== TASK INPUTS
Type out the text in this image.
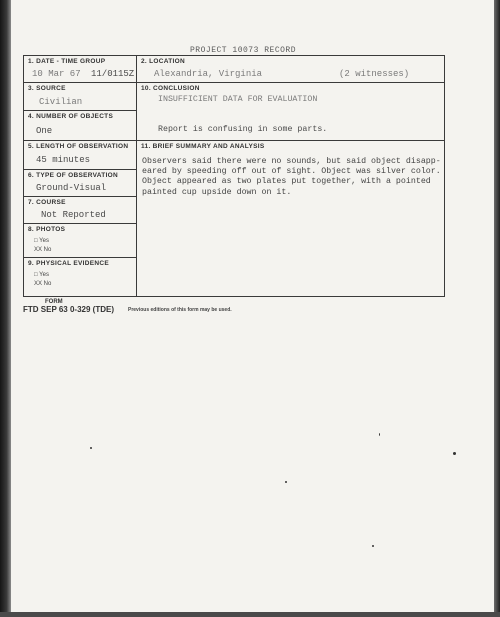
PROJECT 10073 RECORD
1. DATE - TIME GROUP
10 Mar 67 11/0115Z
2. LOCATION
Alexandria, Virginia	(2 witnesses)
3. SOURCE
Civilian
10. CONCLUSION
INSUFFICIENT DATA FOR EVALUATION
Report is confusing in some parts.
4. NUMBER OF OBJECTS
One
5. LENGTH OF OBSERVATION
45 minutes
11. BRIEF SUMMARY AND ANALYSIS
Observers said there were no sounds, but said object disapp-
eared by speeding off out of sight. Object was silver color.
Object appeared as two plates put together, with a pointed
painted cup upside down on it.
6. TYPE OF OBSERVATION
Ground-Visual
7. COURSE
Not Reported
8. PHOTOS
□ Yes
XX No
9. PHYSICAL EVIDENCE
□ Yes
XX No
FORM
FTD SEP 63 0-329 (TDE)	Previous editions of this form may be used.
====
EXERCISE DESCRIPTION: The data should be printed again unchanged; leave its pictures out.

SOLUTION TO THE PROBLEM:
Type out the text in this image.
PROJECT 10073 RECORD
1. DATE - TIME GROUP
10 Mar 67 11/0115Z
2. LOCATION
Alexandria, Virginia	(2 witnesses)
3. SOURCE
Civilian
10. CONCLUSION
INSUFFICIENT DATA FOR EVALUATION
Report is confusing in some parts.
4. NUMBER OF OBJECTS
One
5. LENGTH OF OBSERVATION
45 minutes
11. BRIEF SUMMARY AND ANALYSIS
Observers said there were no sounds, but said object disapp-
eared by speeding off out of sight. Object was silver color.
Object appeared as two plates put together, with a pointed
painted cup upside down on it.
6. TYPE OF OBSERVATION
Ground-Visual
7. COURSE
Not Reported
8. PHOTOS
□ Yes
XX No
9. PHYSICAL EVIDENCE
□ Yes
XX No
FORM
FTD SEP 63 0-329 (TDE)	Previous editions of this form may be used.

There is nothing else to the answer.